» Instructions for the task
Reproduce all of the data word for word.

::::

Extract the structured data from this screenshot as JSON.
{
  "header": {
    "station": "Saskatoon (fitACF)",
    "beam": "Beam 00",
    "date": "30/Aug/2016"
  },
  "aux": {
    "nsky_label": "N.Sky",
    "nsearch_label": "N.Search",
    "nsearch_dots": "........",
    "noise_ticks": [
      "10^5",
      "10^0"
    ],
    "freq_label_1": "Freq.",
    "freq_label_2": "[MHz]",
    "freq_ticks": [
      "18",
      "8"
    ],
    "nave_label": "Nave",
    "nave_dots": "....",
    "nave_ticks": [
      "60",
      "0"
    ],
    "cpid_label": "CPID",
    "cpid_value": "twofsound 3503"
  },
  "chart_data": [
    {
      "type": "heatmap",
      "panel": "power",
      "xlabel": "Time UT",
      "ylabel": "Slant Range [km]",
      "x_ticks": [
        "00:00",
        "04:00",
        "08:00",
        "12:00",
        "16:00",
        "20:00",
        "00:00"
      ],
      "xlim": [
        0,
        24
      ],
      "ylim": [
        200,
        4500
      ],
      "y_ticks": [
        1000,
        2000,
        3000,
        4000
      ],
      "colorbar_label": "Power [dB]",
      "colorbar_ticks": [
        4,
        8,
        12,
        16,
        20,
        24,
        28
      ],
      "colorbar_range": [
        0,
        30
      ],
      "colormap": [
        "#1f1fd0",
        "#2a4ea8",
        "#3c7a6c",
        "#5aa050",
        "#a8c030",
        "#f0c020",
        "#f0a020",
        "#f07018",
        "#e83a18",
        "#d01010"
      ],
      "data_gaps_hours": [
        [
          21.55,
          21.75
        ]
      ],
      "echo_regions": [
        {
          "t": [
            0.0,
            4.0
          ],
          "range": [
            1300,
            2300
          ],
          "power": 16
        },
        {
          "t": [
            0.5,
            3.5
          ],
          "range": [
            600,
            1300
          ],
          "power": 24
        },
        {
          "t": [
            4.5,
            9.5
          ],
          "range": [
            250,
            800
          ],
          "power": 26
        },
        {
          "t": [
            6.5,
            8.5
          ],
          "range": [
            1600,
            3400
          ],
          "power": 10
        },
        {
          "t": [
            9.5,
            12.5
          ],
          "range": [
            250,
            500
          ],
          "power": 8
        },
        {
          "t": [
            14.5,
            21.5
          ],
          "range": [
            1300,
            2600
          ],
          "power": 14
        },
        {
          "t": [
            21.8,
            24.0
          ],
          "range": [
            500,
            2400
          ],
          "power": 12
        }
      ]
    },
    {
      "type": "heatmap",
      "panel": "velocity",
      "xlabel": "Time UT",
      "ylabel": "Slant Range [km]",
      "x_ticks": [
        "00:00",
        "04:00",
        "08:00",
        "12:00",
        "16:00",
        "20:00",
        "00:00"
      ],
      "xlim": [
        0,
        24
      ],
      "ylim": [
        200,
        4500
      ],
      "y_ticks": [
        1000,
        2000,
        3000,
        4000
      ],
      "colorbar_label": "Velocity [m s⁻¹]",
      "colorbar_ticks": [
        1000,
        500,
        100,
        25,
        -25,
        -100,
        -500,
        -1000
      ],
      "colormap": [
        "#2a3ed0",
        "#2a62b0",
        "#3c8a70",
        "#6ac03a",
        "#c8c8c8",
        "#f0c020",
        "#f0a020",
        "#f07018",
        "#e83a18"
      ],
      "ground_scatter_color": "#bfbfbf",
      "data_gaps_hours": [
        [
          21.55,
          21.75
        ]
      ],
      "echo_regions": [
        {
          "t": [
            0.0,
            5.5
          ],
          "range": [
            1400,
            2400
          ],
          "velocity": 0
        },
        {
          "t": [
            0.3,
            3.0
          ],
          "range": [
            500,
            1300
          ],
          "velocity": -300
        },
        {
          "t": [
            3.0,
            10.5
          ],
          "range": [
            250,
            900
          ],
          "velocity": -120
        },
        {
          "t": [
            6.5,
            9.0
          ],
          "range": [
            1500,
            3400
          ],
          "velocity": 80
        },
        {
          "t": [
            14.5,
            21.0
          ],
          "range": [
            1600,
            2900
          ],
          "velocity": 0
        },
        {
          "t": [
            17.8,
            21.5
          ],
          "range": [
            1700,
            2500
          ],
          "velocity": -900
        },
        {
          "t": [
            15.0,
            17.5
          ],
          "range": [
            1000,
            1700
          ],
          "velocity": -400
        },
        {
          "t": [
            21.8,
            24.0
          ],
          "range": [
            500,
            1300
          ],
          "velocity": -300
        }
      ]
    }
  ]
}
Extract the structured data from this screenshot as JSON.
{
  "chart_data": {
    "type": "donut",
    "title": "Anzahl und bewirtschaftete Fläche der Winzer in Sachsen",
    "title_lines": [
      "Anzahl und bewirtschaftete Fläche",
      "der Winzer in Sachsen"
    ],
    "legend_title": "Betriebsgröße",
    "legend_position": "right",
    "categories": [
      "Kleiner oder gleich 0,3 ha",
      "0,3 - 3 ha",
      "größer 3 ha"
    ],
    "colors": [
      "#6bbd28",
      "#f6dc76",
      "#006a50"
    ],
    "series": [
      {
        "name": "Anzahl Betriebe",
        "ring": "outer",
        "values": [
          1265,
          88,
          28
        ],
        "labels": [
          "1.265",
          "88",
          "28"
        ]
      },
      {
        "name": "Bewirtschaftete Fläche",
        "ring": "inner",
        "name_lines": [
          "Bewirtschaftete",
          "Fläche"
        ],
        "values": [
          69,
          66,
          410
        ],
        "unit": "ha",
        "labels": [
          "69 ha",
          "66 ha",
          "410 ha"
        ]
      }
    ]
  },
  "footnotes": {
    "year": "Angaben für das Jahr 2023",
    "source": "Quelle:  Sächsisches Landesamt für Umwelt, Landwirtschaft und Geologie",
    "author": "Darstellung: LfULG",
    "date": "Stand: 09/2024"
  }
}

::::

» Answer to the exercise
Extract the structured data from this screenshot as JSON.
{
  "header": {
    "station": "Saskatoon (fitACF)",
    "beam": "Beam 00",
    "date": "30/Aug/2016"
  },
  "aux": {
    "nsky_label": "N.Sky",
    "nsearch_label": "N.Search",
    "nsearch_dots": "........",
    "noise_ticks": [
      "10^5",
      "10^0"
    ],
    "freq_label_1": "Freq.",
    "freq_label_2": "[MHz]",
    "freq_ticks": [
      "18",
      "8"
    ],
    "nave_label": "Nave",
    "nave_dots": "....",
    "nave_ticks": [
      "60",
      "0"
    ],
    "cpid_label": "CPID",
    "cpid_value": "twofsound 3503"
  },
  "chart_data": [
    {
      "type": "heatmap",
      "panel": "power",
      "xlabel": "Time UT",
      "ylabel": "Slant Range [km]",
      "x_ticks": [
        "00:00",
        "04:00",
        "08:00",
        "12:00",
        "16:00",
        "20:00",
        "00:00"
      ],
      "xlim": [
        0,
        24
      ],
      "ylim": [
        200,
        4500
      ],
      "y_ticks": [
        1000,
        2000,
        3000,
        4000
      ],
      "colorbar_label": "Power [dB]",
      "colorbar_ticks": [
        4,
        8,
        12,
        16,
        20,
        24,
        28
      ],
      "colorbar_range": [
        0,
        30
      ],
      "colormap": [
        "#1f1fd0",
        "#2a4ea8",
        "#3c7a6c",
        "#5aa050",
        "#a8c030",
        "#f0c020",
        "#f0a020",
        "#f07018",
        "#e83a18",
        "#d01010"
      ],
      "data_gaps_hours": [
        [
          21.55,
          21.75
        ]
      ],
      "echo_regions": [
        {
          "t": [
            0.0,
            4.0
          ],
          "range": [
            1300,
            2300
          ],
          "power": 16
        },
        {
          "t": [
            0.5,
            3.5
          ],
          "range": [
            600,
            1300
          ],
          "power": 24
        },
        {
          "t": [
            4.5,
            9.5
          ],
          "range": [
            250,
            800
          ],
          "power": 26
        },
        {
          "t": [
            6.5,
            8.5
          ],
          "range": [
            1600,
            3400
          ],
          "power": 10
        },
        {
          "t": [
            9.5,
            12.5
          ],
          "range": [
            250,
            500
          ],
          "power": 8
        },
        {
          "t": [
            14.5,
            21.5
          ],
          "range": [
            1300,
            2600
          ],
          "power": 14
        },
        {
          "t": [
            21.8,
            24.0
          ],
          "range": [
            500,
            2400
          ],
          "power": 12
        }
      ]
    },
    {
      "type": "heatmap",
      "panel": "velocity",
      "xlabel": "Time UT",
      "ylabel": "Slant Range [km]",
      "x_ticks": [
        "00:00",
        "04:00",
        "08:00",
        "12:00",
        "16:00",
        "20:00",
        "00:00"
      ],
      "xlim": [
        0,
        24
      ],
      "ylim": [
        200,
        4500
      ],
      "y_ticks": [
        1000,
        2000,
        3000,
        4000
      ],
      "colorbar_label": "Velocity [m s⁻¹]",
      "colorbar_ticks": [
        1000,
        500,
        100,
        25,
        -25,
        -100,
        -500,
        -1000
      ],
      "colormap": [
        "#2a3ed0",
        "#2a62b0",
        "#3c8a70",
        "#6ac03a",
        "#c8c8c8",
        "#f0c020",
        "#f0a020",
        "#f07018",
        "#e83a18"
      ],
      "ground_scatter_color": "#bfbfbf",
      "data_gaps_hours": [
        [
          21.55,
          21.75
        ]
      ],
      "echo_regions": [
        {
          "t": [
            0.0,
            5.5
          ],
          "range": [
            1400,
            2400
          ],
          "velocity": 0
        },
        {
          "t": [
            0.3,
            3.0
          ],
          "range": [
            500,
            1300
          ],
          "velocity": -300
        },
        {
          "t": [
            3.0,
            10.5
          ],
          "range": [
            250,
            900
          ],
          "velocity": -120
        },
        {
          "t": [
            6.5,
            9.0
          ],
          "range": [
            1500,
            3400
          ],
          "velocity": 80
        },
        {
          "t": [
            14.5,
            21.0
          ],
          "range": [
            1600,
            2900
          ],
          "velocity": 0
        },
        {
          "t": [
            17.8,
            21.5
          ],
          "range": [
            1700,
            2500
          ],
          "velocity": -900
        },
        {
          "t": [
            15.0,
            17.5
          ],
          "range": [
            1000,
            1700
          ],
          "velocity": -400
        },
        {
          "t": [
            21.8,
            24.0
          ],
          "range": [
            500,
            1300
          ],
          "velocity": -300
        }
      ]
    }
  ]
}
Extract the structured data from this screenshot as JSON.
{
  "chart_data": {
    "type": "donut",
    "title": "Anzahl und bewirtschaftete Fläche der Winzer in Sachsen",
    "title_lines": [
      "Anzahl und bewirtschaftete Fläche",
      "der Winzer in Sachsen"
    ],
    "legend_title": "Betriebsgröße",
    "legend_position": "right",
    "categories": [
      "Kleiner oder gleich 0,3 ha",
      "0,3 - 3 ha",
      "größer 3 ha"
    ],
    "colors": [
      "#6bbd28",
      "#f6dc76",
      "#006a50"
    ],
    "series": [
      {
        "name": "Anzahl Betriebe",
        "ring": "outer",
        "values": [
          1265,
          88,
          28
        ],
        "labels": [
          "1.265",
          "88",
          "28"
        ]
      },
      {
        "name": "Bewirtschaftete Fläche",
        "ring": "inner",
        "name_lines": [
          "Bewirtschaftete",
          "Fläche"
        ],
        "values": [
          69,
          66,
          410
        ],
        "unit": "ha",
        "labels": [
          "69 ha",
          "66 ha",
          "410 ha"
        ]
      }
    ]
  },
  "footnotes": {
    "year": "Angaben für das Jahr 2023",
    "source": "Quelle:  Sächsisches Landesamt für Umwelt, Landwirtschaft und Geologie",
    "author": "Darstellung: LfULG",
    "date": "Stand: 09/2024"
  }
}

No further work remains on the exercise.